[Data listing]
□ □ □ □

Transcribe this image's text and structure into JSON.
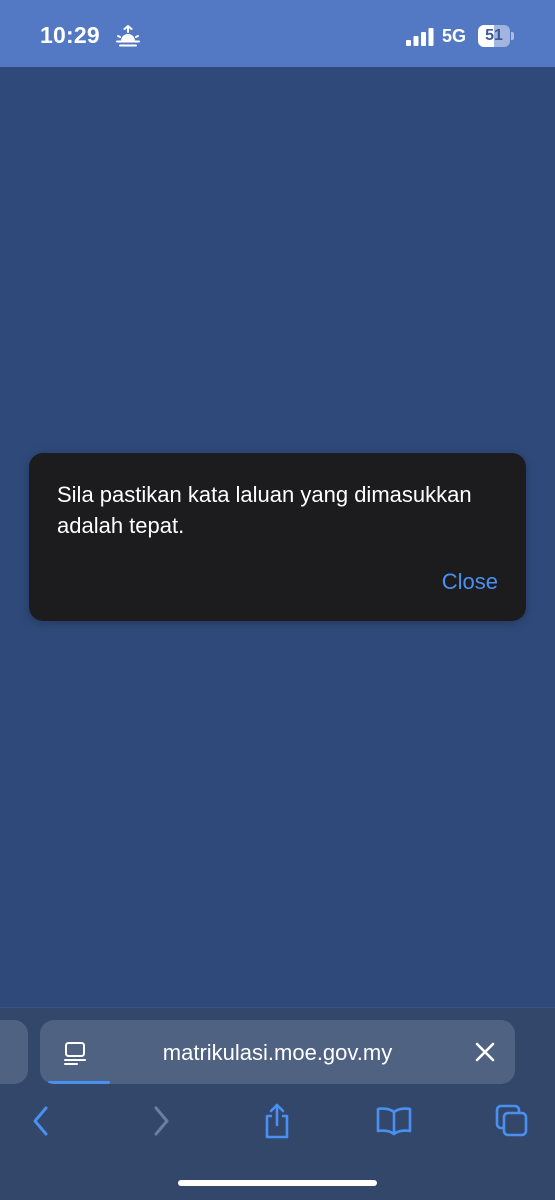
{
  "status_bar": {
    "time": "10:29",
    "network": "5G",
    "battery_percent": 51,
    "battery_label": "51",
    "time_icon": "sunrise-icon",
    "signal_icon": "cellular-signal-icon"
  },
  "alert": {
    "message": "Sila pastikan kata laluan yang dimasukkan adalah tepat.",
    "close_label": "Close"
  },
  "browser": {
    "url": "matrikulasi.moe.gov.my",
    "page_icon": "reader-mode-icon",
    "clear_icon": "close-icon",
    "load_progress": 0.13,
    "toolbar": {
      "back_icon": "chevron-left-icon",
      "forward_icon": "chevron-right-icon",
      "share_icon": "share-icon",
      "bookmarks_icon": "book-icon",
      "tabs_icon": "tabs-icon",
      "forward_enabled": false
    }
  },
  "colors": {
    "background": "#2f4a7a",
    "status_bar": "#5479c4",
    "dialog": "#1c1c1e",
    "accent": "#4a90f0"
  }
}
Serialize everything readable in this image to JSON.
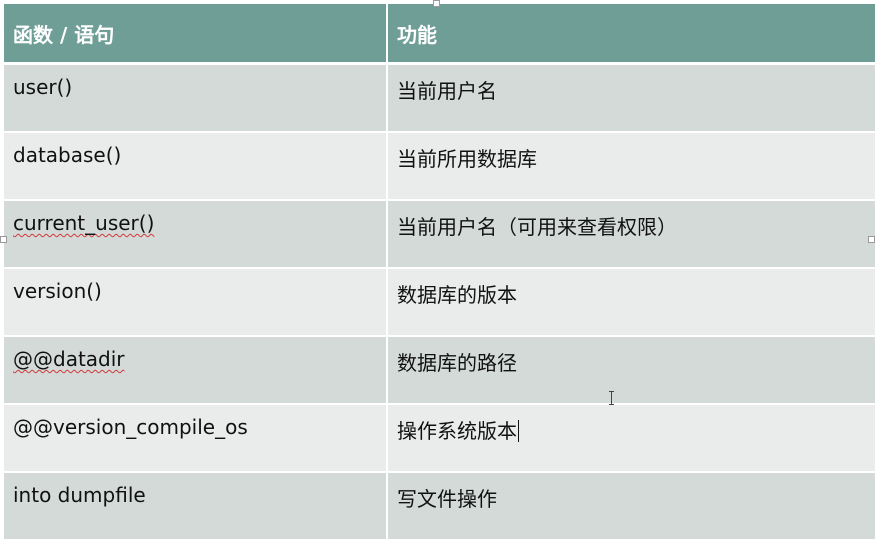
{
  "table": {
    "header": [
      "函数 / 语句",
      "功能"
    ],
    "rows": [
      {
        "func": "user()",
        "desc": "当前用户名"
      },
      {
        "func": "database()",
        "desc": "当前所用数据库"
      },
      {
        "func": "current_user()",
        "desc": "当前用户名（可用来查看权限）"
      },
      {
        "func": "version()",
        "desc": "数据库的版本"
      },
      {
        "func": "@@datadir",
        "desc": "数据库的路径"
      },
      {
        "func": "@@version_compile_os",
        "desc": "操作系统版本"
      },
      {
        "func": "into dumpfile",
        "desc": "写文件操作"
      }
    ]
  },
  "colors": {
    "header_bg": "#6f9e97",
    "row_odd": "#d3dad8",
    "row_even": "#e9eceb"
  }
}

□ □ □ □

* **The task**: Transcribe all of the material exactly, leaving out whatever pictures it contains.

* **Response to the exercise**:
Transcribe this image's text and structure into JSON.
{
  "status_bar": {
    "time": "10:29",
    "network": "5G",
    "battery_percent": 51,
    "battery_label": "51",
    "time_icon": "sunrise-icon",
    "signal_icon": "cellular-signal-icon"
  },
  "alert": {
    "message": "Sila pastikan kata laluan yang dimasukkan adalah tepat.",
    "close_label": "Close"
  },
  "browser": {
    "url": "matrikulasi.moe.gov.my",
    "page_icon": "reader-mode-icon",
    "clear_icon": "close-icon",
    "load_progress": 0.13,
    "toolbar": {
      "back_icon": "chevron-left-icon",
      "forward_icon": "chevron-right-icon",
      "share_icon": "share-icon",
      "bookmarks_icon": "book-icon",
      "tabs_icon": "tabs-icon",
      "forward_enabled": false
    }
  },
  "colors": {
    "background": "#2f4a7a",
    "status_bar": "#5479c4",
    "dialog": "#1c1c1e",
    "accent": "#4a90f0"
  }
}
Serialize everything readable in this image to JSON.
{
  "table": {
    "header": [
      "函数 / 语句",
      "功能"
    ],
    "rows": [
      {
        "func": "user()",
        "desc": "当前用户名"
      },
      {
        "func": "database()",
        "desc": "当前所用数据库"
      },
      {
        "func": "current_user()",
        "desc": "当前用户名（可用来查看权限）"
      },
      {
        "func": "version()",
        "desc": "数据库的版本"
      },
      {
        "func": "@@datadir",
        "desc": "数据库的路径"
      },
      {
        "func": "@@version_compile_os",
        "desc": "操作系统版本"
      },
      {
        "func": "into dumpfile",
        "desc": "写文件操作"
      }
    ]
  },
  "colors": {
    "header_bg": "#6f9e97",
    "row_odd": "#d3dad8",
    "row_even": "#e9eceb"
  }
}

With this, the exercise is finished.